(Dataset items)
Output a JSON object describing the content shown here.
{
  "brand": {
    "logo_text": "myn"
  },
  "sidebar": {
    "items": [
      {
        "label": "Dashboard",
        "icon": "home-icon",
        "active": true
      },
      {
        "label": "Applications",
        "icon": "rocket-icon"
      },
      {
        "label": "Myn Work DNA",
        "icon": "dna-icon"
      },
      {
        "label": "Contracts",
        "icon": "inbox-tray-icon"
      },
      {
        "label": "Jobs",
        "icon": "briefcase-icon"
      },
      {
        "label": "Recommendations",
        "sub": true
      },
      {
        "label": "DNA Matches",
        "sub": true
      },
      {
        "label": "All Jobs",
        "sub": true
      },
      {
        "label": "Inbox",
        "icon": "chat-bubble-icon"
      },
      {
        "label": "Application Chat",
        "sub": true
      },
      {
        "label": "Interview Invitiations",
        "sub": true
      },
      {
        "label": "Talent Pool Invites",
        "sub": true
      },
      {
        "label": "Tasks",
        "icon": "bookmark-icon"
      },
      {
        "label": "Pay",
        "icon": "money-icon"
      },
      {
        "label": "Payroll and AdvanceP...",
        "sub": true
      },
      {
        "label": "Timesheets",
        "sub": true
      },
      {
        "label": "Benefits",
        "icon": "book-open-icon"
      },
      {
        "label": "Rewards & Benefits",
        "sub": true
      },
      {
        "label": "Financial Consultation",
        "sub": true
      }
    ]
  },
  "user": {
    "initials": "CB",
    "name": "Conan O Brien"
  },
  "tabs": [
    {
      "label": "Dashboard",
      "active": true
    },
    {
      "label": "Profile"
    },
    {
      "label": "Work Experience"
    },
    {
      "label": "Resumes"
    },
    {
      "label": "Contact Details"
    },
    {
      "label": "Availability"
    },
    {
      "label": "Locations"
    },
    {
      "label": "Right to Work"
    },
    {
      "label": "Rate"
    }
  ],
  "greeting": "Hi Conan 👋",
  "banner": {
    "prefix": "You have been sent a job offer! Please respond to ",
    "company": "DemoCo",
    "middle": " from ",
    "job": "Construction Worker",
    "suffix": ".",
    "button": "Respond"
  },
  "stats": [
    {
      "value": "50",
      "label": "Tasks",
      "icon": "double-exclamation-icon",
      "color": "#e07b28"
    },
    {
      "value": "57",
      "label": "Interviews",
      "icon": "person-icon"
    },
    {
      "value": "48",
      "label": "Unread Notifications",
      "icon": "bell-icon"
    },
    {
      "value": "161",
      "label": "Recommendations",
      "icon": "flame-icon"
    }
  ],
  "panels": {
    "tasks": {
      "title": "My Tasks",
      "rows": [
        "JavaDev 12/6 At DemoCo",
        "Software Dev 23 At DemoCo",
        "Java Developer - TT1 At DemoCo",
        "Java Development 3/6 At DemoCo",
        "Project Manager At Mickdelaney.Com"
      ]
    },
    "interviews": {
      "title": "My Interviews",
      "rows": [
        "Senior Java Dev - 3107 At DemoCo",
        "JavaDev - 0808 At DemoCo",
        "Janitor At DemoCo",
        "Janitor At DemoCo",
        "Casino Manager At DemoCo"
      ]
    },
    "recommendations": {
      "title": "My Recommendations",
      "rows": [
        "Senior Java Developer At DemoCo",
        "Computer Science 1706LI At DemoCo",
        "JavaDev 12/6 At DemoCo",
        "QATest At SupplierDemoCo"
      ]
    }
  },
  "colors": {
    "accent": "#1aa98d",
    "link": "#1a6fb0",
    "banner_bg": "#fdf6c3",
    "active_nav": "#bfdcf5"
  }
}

Given task: Write out every line of the material again, exactly as it reads.

Answer:
Output a JSON object describing the content shown here.
{
  "brand": {
    "logo_text": "myn"
  },
  "sidebar": {
    "items": [
      {
        "label": "Dashboard",
        "icon": "home-icon",
        "active": true
      },
      {
        "label": "Applications",
        "icon": "rocket-icon"
      },
      {
        "label": "Myn Work DNA",
        "icon": "dna-icon"
      },
      {
        "label": "Contracts",
        "icon": "inbox-tray-icon"
      },
      {
        "label": "Jobs",
        "icon": "briefcase-icon"
      },
      {
        "label": "Recommendations",
        "sub": true
      },
      {
        "label": "DNA Matches",
        "sub": true
      },
      {
        "label": "All Jobs",
        "sub": true
      },
      {
        "label": "Inbox",
        "icon": "chat-bubble-icon"
      },
      {
        "label": "Application Chat",
        "sub": true
      },
      {
        "label": "Interview Invitiations",
        "sub": true
      },
      {
        "label": "Talent Pool Invites",
        "sub": true
      },
      {
        "label": "Tasks",
        "icon": "bookmark-icon"
      },
      {
        "label": "Pay",
        "icon": "money-icon"
      },
      {
        "label": "Payroll and AdvanceP...",
        "sub": true
      },
      {
        "label": "Timesheets",
        "sub": true
      },
      {
        "label": "Benefits",
        "icon": "book-open-icon"
      },
      {
        "label": "Rewards & Benefits",
        "sub": true
      },
      {
        "label": "Financial Consultation",
        "sub": true
      }
    ]
  },
  "user": {
    "initials": "CB",
    "name": "Conan O Brien"
  },
  "tabs": [
    {
      "label": "Dashboard",
      "active": true
    },
    {
      "label": "Profile"
    },
    {
      "label": "Work Experience"
    },
    {
      "label": "Resumes"
    },
    {
      "label": "Contact Details"
    },
    {
      "label": "Availability"
    },
    {
      "label": "Locations"
    },
    {
      "label": "Right to Work"
    },
    {
      "label": "Rate"
    }
  ],
  "greeting": "Hi Conan 👋",
  "banner": {
    "prefix": "You have been sent a job offer! Please respond to ",
    "company": "DemoCo",
    "middle": " from ",
    "job": "Construction Worker",
    "suffix": ".",
    "button": "Respond"
  },
  "stats": [
    {
      "value": "50",
      "label": "Tasks",
      "icon": "double-exclamation-icon",
      "color": "#e07b28"
    },
    {
      "value": "57",
      "label": "Interviews",
      "icon": "person-icon"
    },
    {
      "value": "48",
      "label": "Unread Notifications",
      "icon": "bell-icon"
    },
    {
      "value": "161",
      "label": "Recommendations",
      "icon": "flame-icon"
    }
  ],
  "panels": {
    "tasks": {
      "title": "My Tasks",
      "rows": [
        "JavaDev 12/6 At DemoCo",
        "Software Dev 23 At DemoCo",
        "Java Developer - TT1 At DemoCo",
        "Java Development 3/6 At DemoCo",
        "Project Manager At Mickdelaney.Com"
      ]
    },
    "interviews": {
      "title": "My Interviews",
      "rows": [
        "Senior Java Dev - 3107 At DemoCo",
        "JavaDev - 0808 At DemoCo",
        "Janitor At DemoCo",
        "Janitor At DemoCo",
        "Casino Manager At DemoCo"
      ]
    },
    "recommendations": {
      "title": "My Recommendations",
      "rows": [
        "Senior Java Developer At DemoCo",
        "Computer Science 1706LI At DemoCo",
        "JavaDev 12/6 At DemoCo",
        "QATest At SupplierDemoCo"
      ]
    }
  },
  "colors": {
    "accent": "#1aa98d",
    "link": "#1a6fb0",
    "banner_bg": "#fdf6c3",
    "active_nav": "#bfdcf5"
  }
}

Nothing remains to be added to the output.